* _What is expected_: Looking at each line of the data below, tally those that contain the word "include" and give only the total.

* _Exercise materials_:
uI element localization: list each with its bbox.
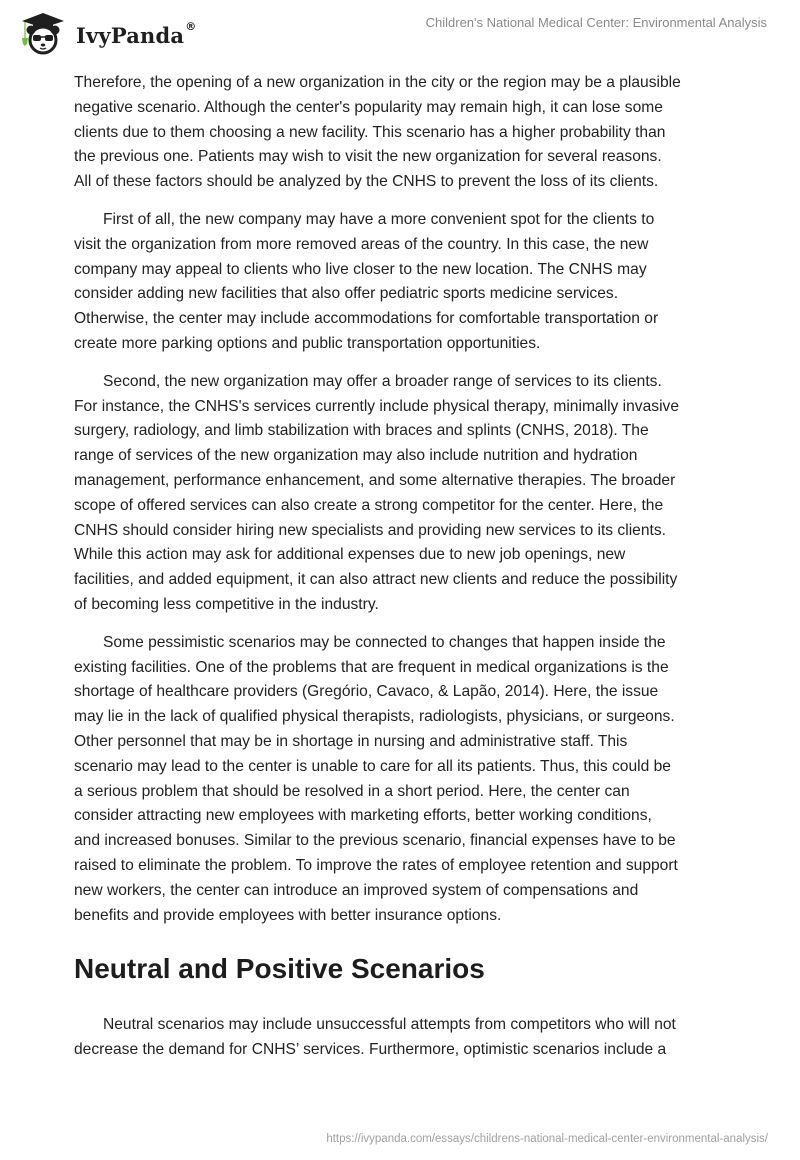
paragraph-line: Therefore, the opening of a new organization in the city or the region may be a plausible xyxy=(74,74,681,91)
paragraph-line: of becoming less competitive in the industry. xyxy=(74,595,379,613)
logo-wordmark: IvyPanda® xyxy=(76,19,197,48)
paragraph-line: management, performance enhancement, and some alternative therapies. The broader xyxy=(74,471,676,489)
paragraph-line: consider attracting new employees with marketing efforts, better working conditions, xyxy=(74,807,652,825)
paragraph-line: consider adding new facilities that also offer pediatric sports medicine services. xyxy=(74,285,619,303)
paragraph-line: For instance, the CNHS's services currently include physical therapy, minimally invasive xyxy=(74,397,680,415)
paragraph-line: raised to eliminate the problem. To improve the rates of employee retention and support xyxy=(74,856,678,874)
paragraph-line: facilities, and added equipment, it can also attract new clients and reduce the possibility xyxy=(74,571,678,589)
paragraph-line: and increased bonuses. Similar to the previous scenario, financial expenses have to be xyxy=(74,832,676,850)
paragraph-line: shortage of healthcare providers (Gregório, Cavaco, & Lapão, 2014). Here, the issue xyxy=(74,683,659,701)
source-url[interactable]: https://ivypanda.com/essays/childrens-national-medical-center-environmental-analysis/ xyxy=(326,1133,768,1145)
body-paragraph xyxy=(74,631,730,929)
paragraph-line: range of services of the new organization may also include nutrition and hydration xyxy=(74,447,638,465)
paragraphs-after-heading xyxy=(74,1013,730,1063)
paragraph-line: negative scenario. Although the center's popularity may remain high, it can lose some xyxy=(74,98,663,116)
paragraphs-before-heading xyxy=(74,71,730,928)
ivypanda-logo[interactable] xyxy=(16,8,196,56)
section-heading: Neutral and Positive Scenarios xyxy=(74,953,485,985)
page-header xyxy=(0,0,800,60)
paragraph-line: a serious problem that should be resolved in a short period. Here, the center can xyxy=(74,782,630,800)
paragraph-line: visit the organization from more removed areas of the country. In this case, the new xyxy=(74,235,649,253)
paragraph-line: surgery, radiology, and limb stabilization with braces and splints (CNHS, 2018). The xyxy=(74,422,649,440)
essay-body xyxy=(74,71,730,1076)
paragraph-line: Other personnel that may be in shortage in nursing and administrative staff. This xyxy=(74,732,628,750)
paragraph-line: Some pessimistic scenarios may be connected to changes that happen inside the xyxy=(103,633,666,651)
paragraph-line: Otherwise, the center may include accommodations for comfortable transportation or xyxy=(74,310,659,328)
paragraph-line: CNHS should consider hiring new specialists and providing new services to its clients. xyxy=(74,521,666,539)
body-paragraph xyxy=(74,1013,730,1063)
paragraph-line: First of all, the new company may have a more convenient spot for the clients to xyxy=(103,210,655,228)
document-title: Children's National Medical Center: Environmental Analysis xyxy=(425,15,767,30)
paragraph-line: decrease the demand for CNHS’ services. Furthermore, optimistic scenarios include a xyxy=(74,1041,667,1059)
paragraph-line: company may appeal to clients who live closer to the new location. The CNHS may xyxy=(74,260,647,278)
paragraph-line: scope of offered services can also create a strong competitor for the center. Here, the xyxy=(74,496,664,514)
paragraph-line: existing facilities. One of the problems that are frequent in medical organizations is the xyxy=(74,658,669,676)
body-paragraph xyxy=(74,370,730,618)
body-paragraph xyxy=(74,208,730,357)
paragraph-line: All of these factors should be analyzed by the CNHS to prevent the loss of its clients. xyxy=(74,173,659,191)
paragraph-line: benefits and provide employees with better insurance options. xyxy=(74,906,502,924)
paragraph-line: clients due to them choosing a new facility. This scenario has a higher probability than xyxy=(74,123,666,141)
paragraph-line: Neutral scenarios may include unsuccessful attempts from competitors who will not xyxy=(103,1016,676,1034)
paragraph-line: Second, the new organization may offer a broader range of services to its clients. xyxy=(103,372,662,390)
panda-graduate-icon xyxy=(16,8,68,56)
paragraph-line: may lie in the lack of qualified physical therapists, radiologists, physicians, or surgeons. xyxy=(74,708,675,726)
paragraph-line: While this action may ask for additional expenses due to new job openings, new xyxy=(74,546,626,564)
paragraph-line: create more parking options and public transportation opportunities. xyxy=(74,334,541,352)
body-paragraph xyxy=(74,71,730,195)
paragraph-line: new workers, the center can introduce an improved system of compensations and xyxy=(74,881,639,899)
paragraph-line: scenario may lead to the center is unable to care for all its patients. Thus, this could be xyxy=(74,757,671,775)
paragraph-line: the previous one. Patients may wish to visit the new organization for several reasons. xyxy=(74,148,662,166)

* _Task response_: 5